--- Begin DATA PROVIDED ---

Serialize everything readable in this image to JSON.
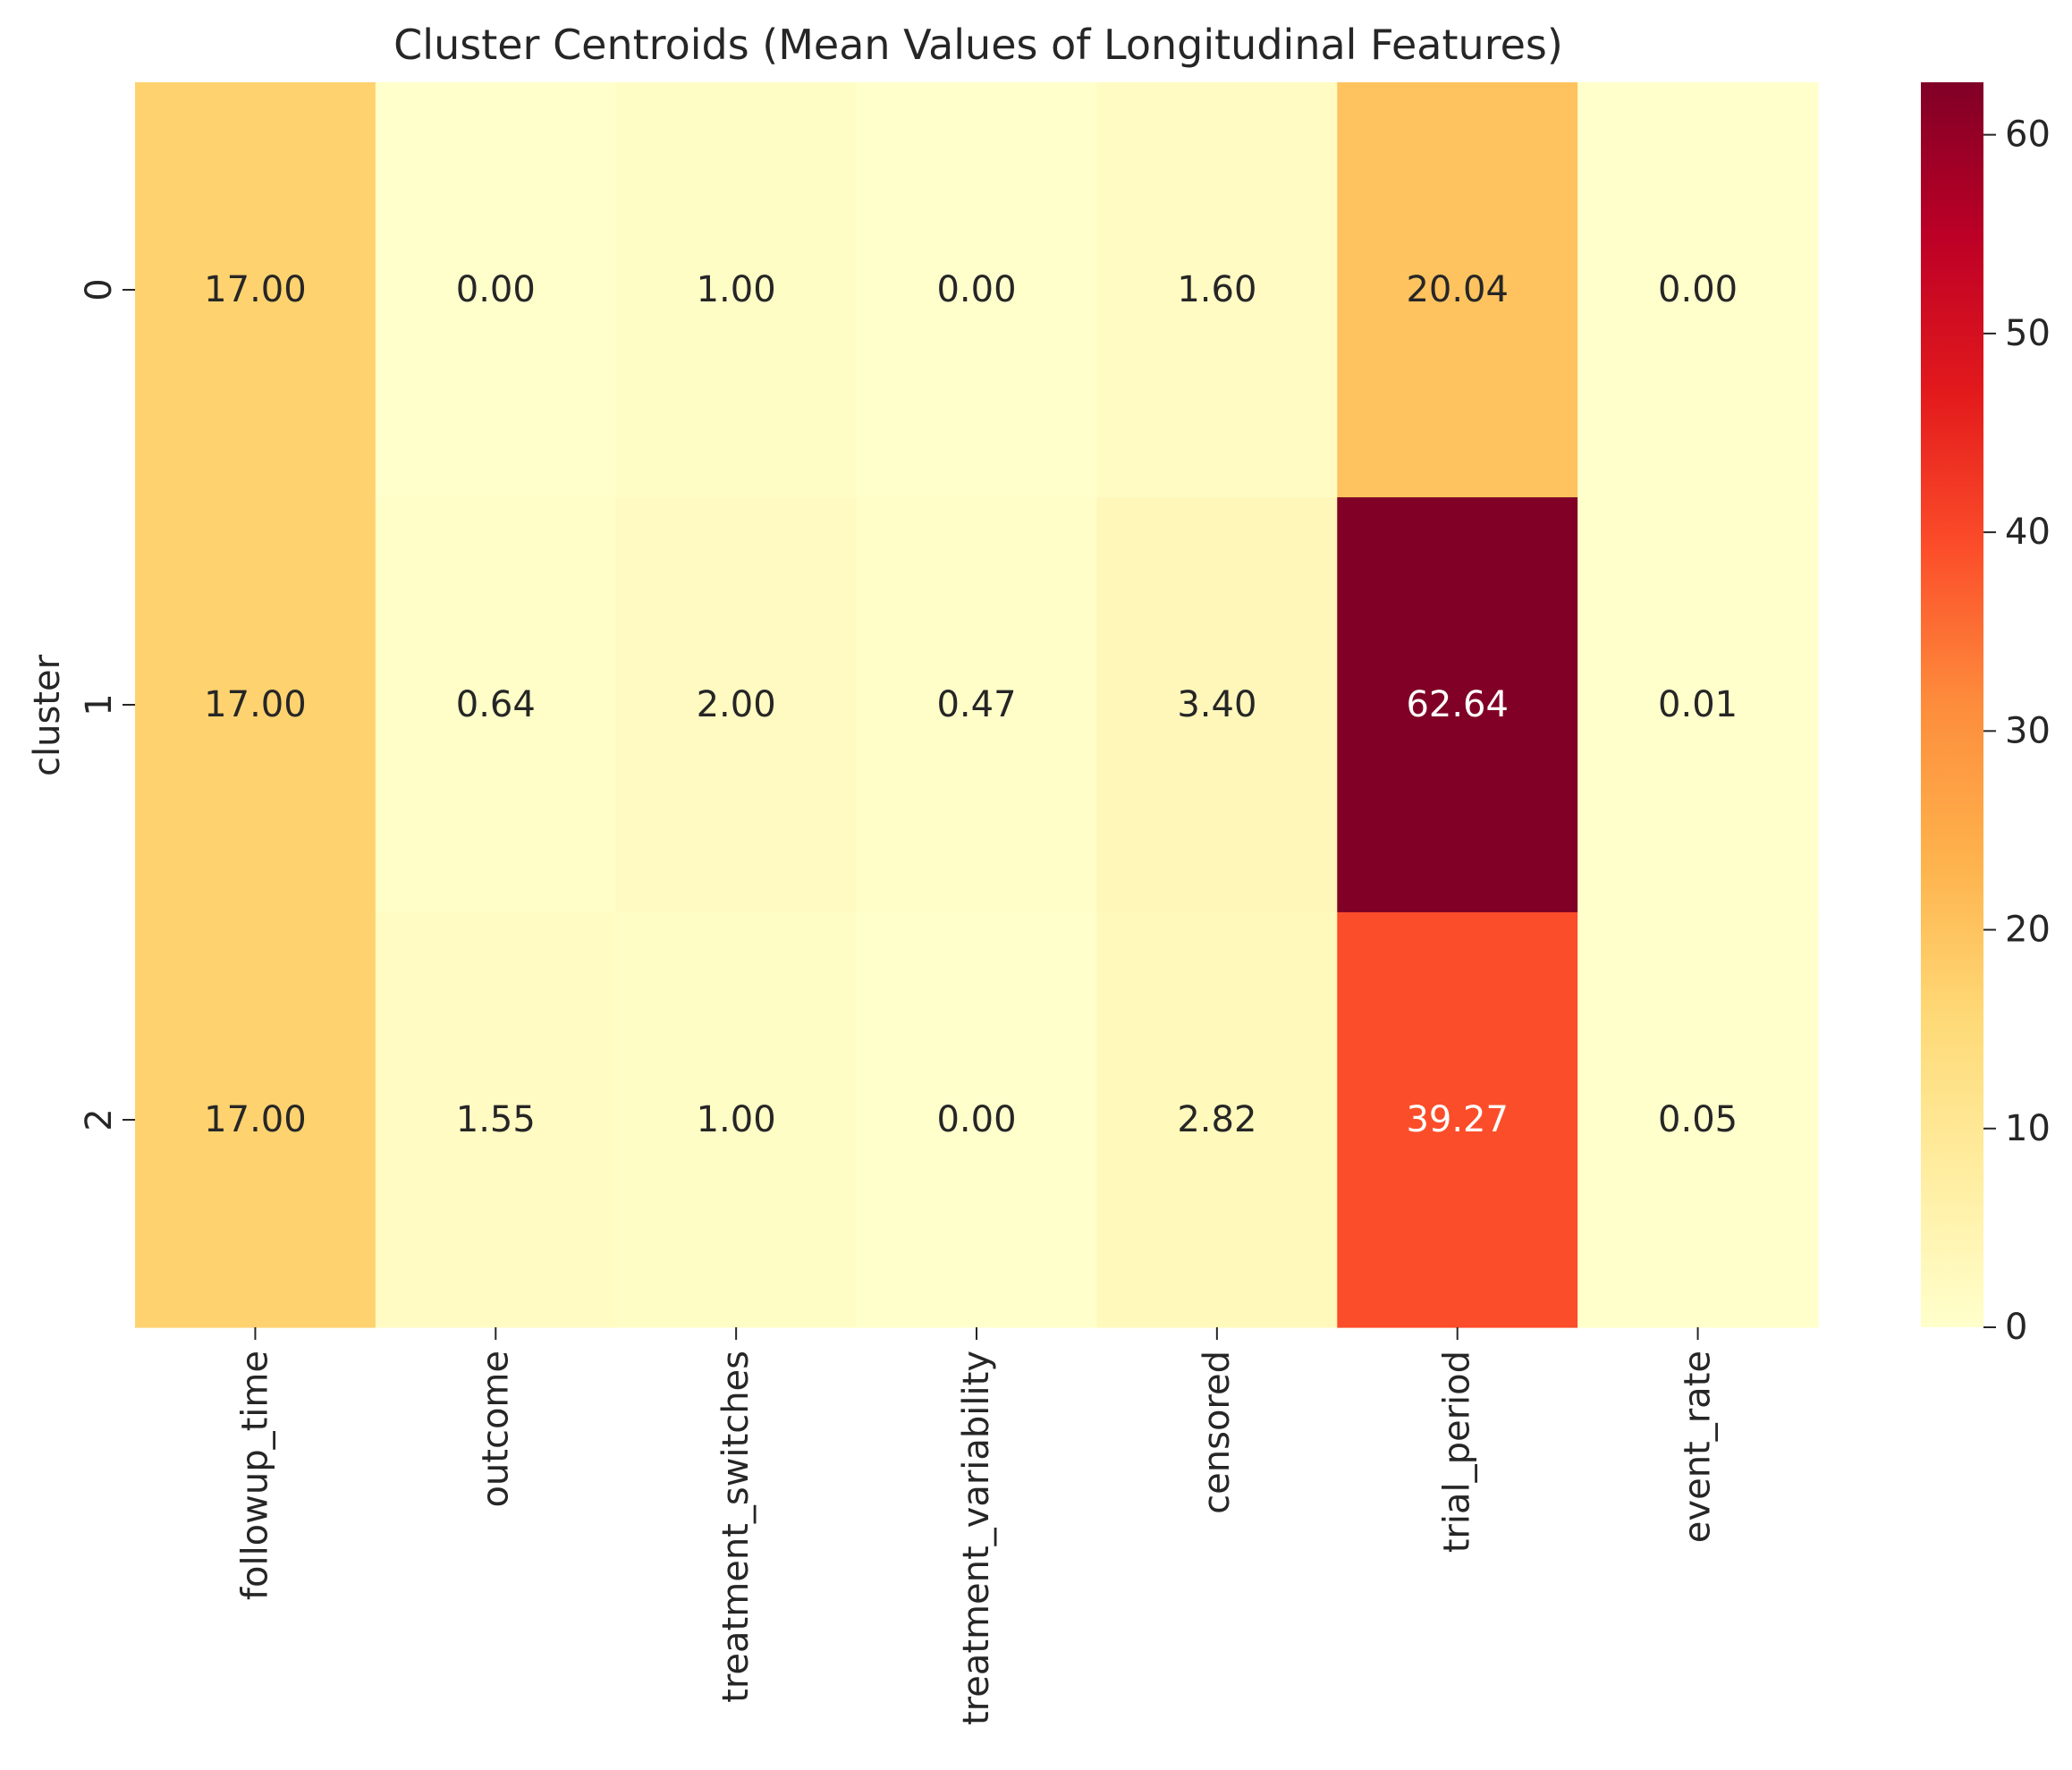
{
  "chart_data": {
    "type": "heatmap",
    "title": "Cluster Centroids (Mean Values of Longitudinal Features)",
    "xlabel": "",
    "ylabel": "cluster",
    "x_categories": [
      "followup_time",
      "outcome",
      "treatment_switches",
      "treatment_variability",
      "censored",
      "trial_period",
      "event_rate"
    ],
    "y_categories": [
      "0",
      "1",
      "2"
    ],
    "values": [
      [
        17.0,
        0.0,
        1.0,
        0.0,
        1.6,
        20.04,
        0.0
      ],
      [
        17.0,
        0.64,
        2.0,
        0.47,
        3.4,
        62.64,
        0.01
      ],
      [
        17.0,
        1.55,
        1.0,
        0.0,
        2.82,
        39.27,
        0.05
      ]
    ],
    "value_format": "2 decimals",
    "colormap": "YlOrRd",
    "colormap_stops": [
      "#ffffcc",
      "#ffeda0",
      "#fed976",
      "#feb24c",
      "#fd8d3c",
      "#fc4e2a",
      "#e31a1c",
      "#bd0026",
      "#800026"
    ],
    "vmin": 0,
    "vmax": 62.64,
    "colorbar": {
      "ticks": [
        0,
        10,
        20,
        30,
        40,
        50,
        60
      ],
      "tick_labels": [
        "0",
        "10",
        "20",
        "30",
        "40",
        "50",
        "60"
      ],
      "placement": "right"
    },
    "label_colors": {
      "dark": "#262626",
      "light": "#ffffff"
    }
  }
}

--- End DATA PROVIDED ---

In your copy, repeat each record exactly and include no pictures.

Serialize everything readable in this image to JSON.
{
  "chart_data": {
    "type": "heatmap",
    "title": "Cluster Centroids (Mean Values of Longitudinal Features)",
    "xlabel": "",
    "ylabel": "cluster",
    "x_categories": [
      "followup_time",
      "outcome",
      "treatment_switches",
      "treatment_variability",
      "censored",
      "trial_period",
      "event_rate"
    ],
    "y_categories": [
      "0",
      "1",
      "2"
    ],
    "values": [
      [
        17.0,
        0.0,
        1.0,
        0.0,
        1.6,
        20.04,
        0.0
      ],
      [
        17.0,
        0.64,
        2.0,
        0.47,
        3.4,
        62.64,
        0.01
      ],
      [
        17.0,
        1.55,
        1.0,
        0.0,
        2.82,
        39.27,
        0.05
      ]
    ],
    "value_format": "2 decimals",
    "colormap": "YlOrRd",
    "colormap_stops": [
      "#ffffcc",
      "#ffeda0",
      "#fed976",
      "#feb24c",
      "#fd8d3c",
      "#fc4e2a",
      "#e31a1c",
      "#bd0026",
      "#800026"
    ],
    "vmin": 0,
    "vmax": 62.64,
    "colorbar": {
      "ticks": [
        0,
        10,
        20,
        30,
        40,
        50,
        60
      ],
      "tick_labels": [
        "0",
        "10",
        "20",
        "30",
        "40",
        "50",
        "60"
      ],
      "placement": "right"
    },
    "label_colors": {
      "dark": "#262626",
      "light": "#ffffff"
    }
  }
}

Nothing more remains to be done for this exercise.